START

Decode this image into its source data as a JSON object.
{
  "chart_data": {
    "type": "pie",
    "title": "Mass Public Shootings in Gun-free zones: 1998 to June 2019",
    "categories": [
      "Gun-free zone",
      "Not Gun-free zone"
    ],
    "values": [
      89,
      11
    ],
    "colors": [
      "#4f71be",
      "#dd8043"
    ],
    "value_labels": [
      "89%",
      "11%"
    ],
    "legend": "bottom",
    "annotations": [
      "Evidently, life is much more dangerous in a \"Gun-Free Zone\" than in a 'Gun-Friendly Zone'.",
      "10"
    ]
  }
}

END

--- SET TASK ---
Give the listing above again, word for word.

--- RESPONSE BELOW ---
Decode this image into its source data as a JSON object.
{
  "chart_data": {
    "type": "pie",
    "title": "Mass Public Shootings in Gun-free zones: 1998 to June 2019",
    "categories": [
      "Gun-free zone",
      "Not Gun-free zone"
    ],
    "values": [
      89,
      11
    ],
    "colors": [
      "#4f71be",
      "#dd8043"
    ],
    "value_labels": [
      "89%",
      "11%"
    ],
    "legend": "bottom",
    "annotations": [
      "Evidently, life is much more dangerous in a \"Gun-Free Zone\" than in a 'Gun-Friendly Zone'.",
      "10"
    ]
  }
}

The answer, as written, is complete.